# START OF SOURCE RECORDS

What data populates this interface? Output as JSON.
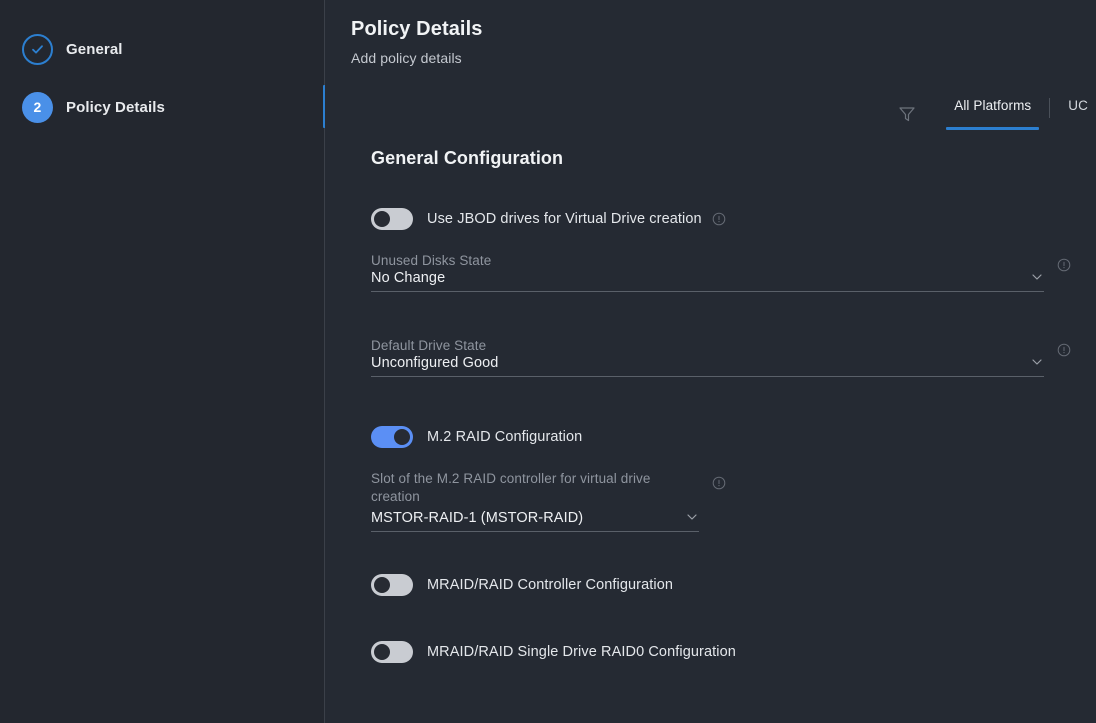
{
  "sidebar": {
    "steps": [
      {
        "label": "General",
        "state": "done",
        "marker": "check-icon"
      },
      {
        "label": "Policy Details",
        "state": "active",
        "marker": "2"
      }
    ]
  },
  "header": {
    "title": "Policy Details",
    "subtitle": "Add policy details"
  },
  "toolbar": {
    "filter_icon": "filter-icon",
    "tabs": [
      {
        "label": "All Platforms",
        "active": true
      },
      {
        "label": "UC",
        "active": false
      }
    ]
  },
  "form": {
    "section_title": "General Configuration",
    "jbod_toggle": {
      "label": "Use JBOD drives for Virtual Drive creation",
      "state": "off",
      "has_info": true
    },
    "unused_disks_state": {
      "label": "Unused Disks State",
      "value": "No Change",
      "has_info": true
    },
    "default_drive_state": {
      "label": "Default Drive State",
      "value": "Unconfigured Good",
      "has_info": true
    },
    "m2_raid_toggle": {
      "label": "M.2 RAID Configuration",
      "state": "on",
      "has_info": false
    },
    "m2_slot": {
      "label": "Slot of the M.2 RAID controller for virtual drive creation",
      "value": "MSTOR-RAID-1 (MSTOR-RAID)",
      "has_info": true
    },
    "mraid_controller_toggle": {
      "label": "MRAID/RAID Controller Configuration",
      "state": "off",
      "has_info": false
    },
    "mraid_single_drive_toggle": {
      "label": "MRAID/RAID Single Drive RAID0 Configuration",
      "state": "off",
      "has_info": false
    }
  },
  "colors": {
    "accent": "#2c7fd0",
    "toggle_on": "#5b8ff5",
    "toggle_off": "#c9ccd2",
    "sidebar_bg": "#23272f",
    "main_bg": "#252a33"
  }
}
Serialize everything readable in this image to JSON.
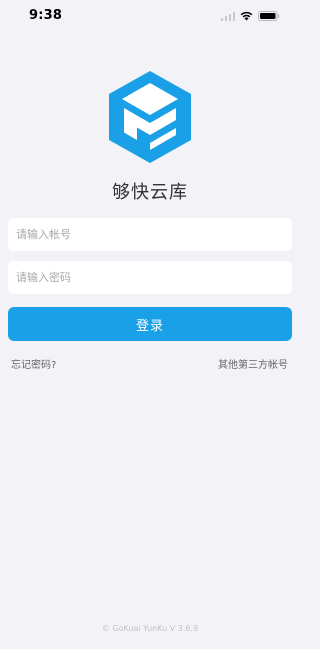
{
  "status_bar": {
    "time": "9:38"
  },
  "app": {
    "name": "够快云库",
    "logo_color": "#1aa0e6"
  },
  "form": {
    "account_placeholder": "请输入帐号",
    "password_placeholder": "请输入密码",
    "login_label": "登录"
  },
  "links": {
    "forgot_password": "忘记密码?",
    "third_party": "其他第三方帐号"
  },
  "footer": {
    "version": "© GoKuai YunKu V 3.6.9"
  },
  "colors": {
    "background": "#f2f2f7",
    "accent": "#1aa0e6",
    "link_text": "#666666"
  },
  "icons": [
    "signal-icon",
    "wifi-icon",
    "battery-icon",
    "app-logo-icon"
  ]
}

# END OF SOURCE RECORDS

**EXERCISE AIM**
Everything from the line containing "Serialize everything readable" through the last line of the entries is to be output exactly as written, minus any pictures.

**ANSWER FOR THE TASK**
Serialize everything readable in this image to JSON.
{
  "status_bar": {
    "time": "9:38"
  },
  "app": {
    "name": "够快云库",
    "logo_color": "#1aa0e6"
  },
  "form": {
    "account_placeholder": "请输入帐号",
    "password_placeholder": "请输入密码",
    "login_label": "登录"
  },
  "links": {
    "forgot_password": "忘记密码?",
    "third_party": "其他第三方帐号"
  },
  "footer": {
    "version": "© GoKuai YunKu V 3.6.9"
  },
  "colors": {
    "background": "#f2f2f7",
    "accent": "#1aa0e6",
    "link_text": "#666666"
  },
  "icons": [
    "signal-icon",
    "wifi-icon",
    "battery-icon",
    "app-logo-icon"
  ]
}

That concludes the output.